-- Aim of the task --
The records that follow should be retyped word for word.

-- Task material --
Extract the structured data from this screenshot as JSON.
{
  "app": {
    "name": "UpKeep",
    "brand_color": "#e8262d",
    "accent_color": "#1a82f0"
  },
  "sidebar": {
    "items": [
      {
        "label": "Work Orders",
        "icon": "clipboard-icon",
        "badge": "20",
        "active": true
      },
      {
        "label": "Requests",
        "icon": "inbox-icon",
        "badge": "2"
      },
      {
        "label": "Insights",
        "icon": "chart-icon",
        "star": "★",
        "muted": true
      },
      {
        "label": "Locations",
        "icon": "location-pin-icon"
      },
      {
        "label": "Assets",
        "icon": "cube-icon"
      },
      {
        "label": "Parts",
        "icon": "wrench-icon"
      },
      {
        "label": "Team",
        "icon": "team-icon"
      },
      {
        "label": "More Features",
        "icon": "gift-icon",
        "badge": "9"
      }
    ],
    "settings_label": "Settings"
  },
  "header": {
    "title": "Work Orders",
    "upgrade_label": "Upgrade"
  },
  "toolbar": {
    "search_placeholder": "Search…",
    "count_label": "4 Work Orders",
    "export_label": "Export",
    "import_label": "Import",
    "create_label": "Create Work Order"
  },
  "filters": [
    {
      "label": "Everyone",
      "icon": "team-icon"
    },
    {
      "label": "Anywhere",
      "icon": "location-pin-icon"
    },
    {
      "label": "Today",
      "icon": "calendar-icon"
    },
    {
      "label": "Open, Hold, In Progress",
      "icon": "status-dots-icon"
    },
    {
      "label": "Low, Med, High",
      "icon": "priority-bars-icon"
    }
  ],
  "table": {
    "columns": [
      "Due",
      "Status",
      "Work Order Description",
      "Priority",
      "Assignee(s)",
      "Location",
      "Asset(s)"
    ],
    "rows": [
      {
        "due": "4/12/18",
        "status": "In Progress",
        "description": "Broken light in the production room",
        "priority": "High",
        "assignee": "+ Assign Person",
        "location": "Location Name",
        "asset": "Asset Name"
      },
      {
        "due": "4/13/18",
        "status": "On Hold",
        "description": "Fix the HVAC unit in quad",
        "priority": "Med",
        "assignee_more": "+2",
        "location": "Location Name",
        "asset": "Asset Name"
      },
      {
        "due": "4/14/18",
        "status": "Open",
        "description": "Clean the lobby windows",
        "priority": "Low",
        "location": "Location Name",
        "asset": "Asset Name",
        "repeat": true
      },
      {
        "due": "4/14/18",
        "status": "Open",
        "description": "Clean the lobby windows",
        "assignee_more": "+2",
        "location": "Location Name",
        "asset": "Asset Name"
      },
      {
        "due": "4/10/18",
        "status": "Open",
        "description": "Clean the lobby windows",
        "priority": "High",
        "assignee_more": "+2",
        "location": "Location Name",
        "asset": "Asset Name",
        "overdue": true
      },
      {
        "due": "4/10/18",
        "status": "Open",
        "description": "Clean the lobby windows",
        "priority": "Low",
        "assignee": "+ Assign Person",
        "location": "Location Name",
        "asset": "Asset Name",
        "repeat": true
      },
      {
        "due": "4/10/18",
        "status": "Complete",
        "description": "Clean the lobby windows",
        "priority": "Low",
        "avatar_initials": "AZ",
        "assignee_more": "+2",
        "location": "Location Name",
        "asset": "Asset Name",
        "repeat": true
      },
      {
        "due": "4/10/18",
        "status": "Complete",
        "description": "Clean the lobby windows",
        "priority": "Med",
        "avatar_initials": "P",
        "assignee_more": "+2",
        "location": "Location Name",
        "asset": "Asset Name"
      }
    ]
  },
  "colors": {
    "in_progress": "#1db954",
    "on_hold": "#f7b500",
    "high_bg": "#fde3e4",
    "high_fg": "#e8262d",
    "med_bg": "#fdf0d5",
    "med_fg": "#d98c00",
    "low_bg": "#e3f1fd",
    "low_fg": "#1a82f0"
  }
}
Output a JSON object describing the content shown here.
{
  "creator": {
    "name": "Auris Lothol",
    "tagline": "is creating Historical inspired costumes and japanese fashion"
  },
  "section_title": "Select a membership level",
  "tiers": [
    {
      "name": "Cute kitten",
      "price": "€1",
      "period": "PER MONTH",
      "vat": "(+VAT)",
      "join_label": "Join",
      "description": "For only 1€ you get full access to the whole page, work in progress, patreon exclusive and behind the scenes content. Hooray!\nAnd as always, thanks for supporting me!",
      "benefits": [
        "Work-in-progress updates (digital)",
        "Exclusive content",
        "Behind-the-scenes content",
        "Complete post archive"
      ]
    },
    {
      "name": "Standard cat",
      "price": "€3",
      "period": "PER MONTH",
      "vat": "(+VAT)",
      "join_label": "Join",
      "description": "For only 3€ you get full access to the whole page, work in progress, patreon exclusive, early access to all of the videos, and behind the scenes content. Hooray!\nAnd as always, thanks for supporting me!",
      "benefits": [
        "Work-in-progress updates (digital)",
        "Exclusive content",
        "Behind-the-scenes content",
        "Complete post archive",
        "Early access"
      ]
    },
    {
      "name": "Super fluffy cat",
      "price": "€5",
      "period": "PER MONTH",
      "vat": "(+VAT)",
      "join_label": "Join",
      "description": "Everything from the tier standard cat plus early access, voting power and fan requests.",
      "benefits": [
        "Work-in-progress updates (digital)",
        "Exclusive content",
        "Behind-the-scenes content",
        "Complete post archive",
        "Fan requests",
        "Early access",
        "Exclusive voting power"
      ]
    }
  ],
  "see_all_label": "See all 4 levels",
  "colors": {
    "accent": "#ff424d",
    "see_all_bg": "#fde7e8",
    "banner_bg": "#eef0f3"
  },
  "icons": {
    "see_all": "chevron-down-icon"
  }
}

-- Task result --
Extract the structured data from this screenshot as JSON.
{
  "app": {
    "name": "UpKeep",
    "brand_color": "#e8262d",
    "accent_color": "#1a82f0"
  },
  "sidebar": {
    "items": [
      {
        "label": "Work Orders",
        "icon": "clipboard-icon",
        "badge": "20",
        "active": true
      },
      {
        "label": "Requests",
        "icon": "inbox-icon",
        "badge": "2"
      },
      {
        "label": "Insights",
        "icon": "chart-icon",
        "star": "★",
        "muted": true
      },
      {
        "label": "Locations",
        "icon": "location-pin-icon"
      },
      {
        "label": "Assets",
        "icon": "cube-icon"
      },
      {
        "label": "Parts",
        "icon": "wrench-icon"
      },
      {
        "label": "Team",
        "icon": "team-icon"
      },
      {
        "label": "More Features",
        "icon": "gift-icon",
        "badge": "9"
      }
    ],
    "settings_label": "Settings"
  },
  "header": {
    "title": "Work Orders",
    "upgrade_label": "Upgrade"
  },
  "toolbar": {
    "search_placeholder": "Search…",
    "count_label": "4 Work Orders",
    "export_label": "Export",
    "import_label": "Import",
    "create_label": "Create Work Order"
  },
  "filters": [
    {
      "label": "Everyone",
      "icon": "team-icon"
    },
    {
      "label": "Anywhere",
      "icon": "location-pin-icon"
    },
    {
      "label": "Today",
      "icon": "calendar-icon"
    },
    {
      "label": "Open, Hold, In Progress",
      "icon": "status-dots-icon"
    },
    {
      "label": "Low, Med, High",
      "icon": "priority-bars-icon"
    }
  ],
  "table": {
    "columns": [
      "Due",
      "Status",
      "Work Order Description",
      "Priority",
      "Assignee(s)",
      "Location",
      "Asset(s)"
    ],
    "rows": [
      {
        "due": "4/12/18",
        "status": "In Progress",
        "description": "Broken light in the production room",
        "priority": "High",
        "assignee": "+ Assign Person",
        "location": "Location Name",
        "asset": "Asset Name"
      },
      {
        "due": "4/13/18",
        "status": "On Hold",
        "description": "Fix the HVAC unit in quad",
        "priority": "Med",
        "assignee_more": "+2",
        "location": "Location Name",
        "asset": "Asset Name"
      },
      {
        "due": "4/14/18",
        "status": "Open",
        "description": "Clean the lobby windows",
        "priority": "Low",
        "location": "Location Name",
        "asset": "Asset Name",
        "repeat": true
      },
      {
        "due": "4/14/18",
        "status": "Open",
        "description": "Clean the lobby windows",
        "assignee_more": "+2",
        "location": "Location Name",
        "asset": "Asset Name"
      },
      {
        "due": "4/10/18",
        "status": "Open",
        "description": "Clean the lobby windows",
        "priority": "High",
        "assignee_more": "+2",
        "location": "Location Name",
        "asset": "Asset Name",
        "overdue": true
      },
      {
        "due": "4/10/18",
        "status": "Open",
        "description": "Clean the lobby windows",
        "priority": "Low",
        "assignee": "+ Assign Person",
        "location": "Location Name",
        "asset": "Asset Name",
        "repeat": true
      },
      {
        "due": "4/10/18",
        "status": "Complete",
        "description": "Clean the lobby windows",
        "priority": "Low",
        "avatar_initials": "AZ",
        "assignee_more": "+2",
        "location": "Location Name",
        "asset": "Asset Name",
        "repeat": true
      },
      {
        "due": "4/10/18",
        "status": "Complete",
        "description": "Clean the lobby windows",
        "priority": "Med",
        "avatar_initials": "P",
        "assignee_more": "+2",
        "location": "Location Name",
        "asset": "Asset Name"
      }
    ]
  },
  "colors": {
    "in_progress": "#1db954",
    "on_hold": "#f7b500",
    "high_bg": "#fde3e4",
    "high_fg": "#e8262d",
    "med_bg": "#fdf0d5",
    "med_fg": "#d98c00",
    "low_bg": "#e3f1fd",
    "low_fg": "#1a82f0"
  }
}
Output a JSON object describing the content shown here.
{
  "creator": {
    "name": "Auris Lothol",
    "tagline": "is creating Historical inspired costumes and japanese fashion"
  },
  "section_title": "Select a membership level",
  "tiers": [
    {
      "name": "Cute kitten",
      "price": "€1",
      "period": "PER MONTH",
      "vat": "(+VAT)",
      "join_label": "Join",
      "description": "For only 1€ you get full access to the whole page, work in progress, patreon exclusive and behind the scenes content. Hooray!\nAnd as always, thanks for supporting me!",
      "benefits": [
        "Work-in-progress updates (digital)",
        "Exclusive content",
        "Behind-the-scenes content",
        "Complete post archive"
      ]
    },
    {
      "name": "Standard cat",
      "price": "€3",
      "period": "PER MONTH",
      "vat": "(+VAT)",
      "join_label": "Join",
      "description": "For only 3€ you get full access to the whole page, work in progress, patreon exclusive, early access to all of the videos, and behind the scenes content. Hooray!\nAnd as always, thanks for supporting me!",
      "benefits": [
        "Work-in-progress updates (digital)",
        "Exclusive content",
        "Behind-the-scenes content",
        "Complete post archive",
        "Early access"
      ]
    },
    {
      "name": "Super fluffy cat",
      "price": "€5",
      "period": "PER MONTH",
      "vat": "(+VAT)",
      "join_label": "Join",
      "description": "Everything from the tier standard cat plus early access, voting power and fan requests.",
      "benefits": [
        "Work-in-progress updates (digital)",
        "Exclusive content",
        "Behind-the-scenes content",
        "Complete post archive",
        "Fan requests",
        "Early access",
        "Exclusive voting power"
      ]
    }
  ],
  "see_all_label": "See all 4 levels",
  "colors": {
    "accent": "#ff424d",
    "see_all_bg": "#fde7e8",
    "banner_bg": "#eef0f3"
  },
  "icons": {
    "see_all": "chevron-down-icon"
  }
}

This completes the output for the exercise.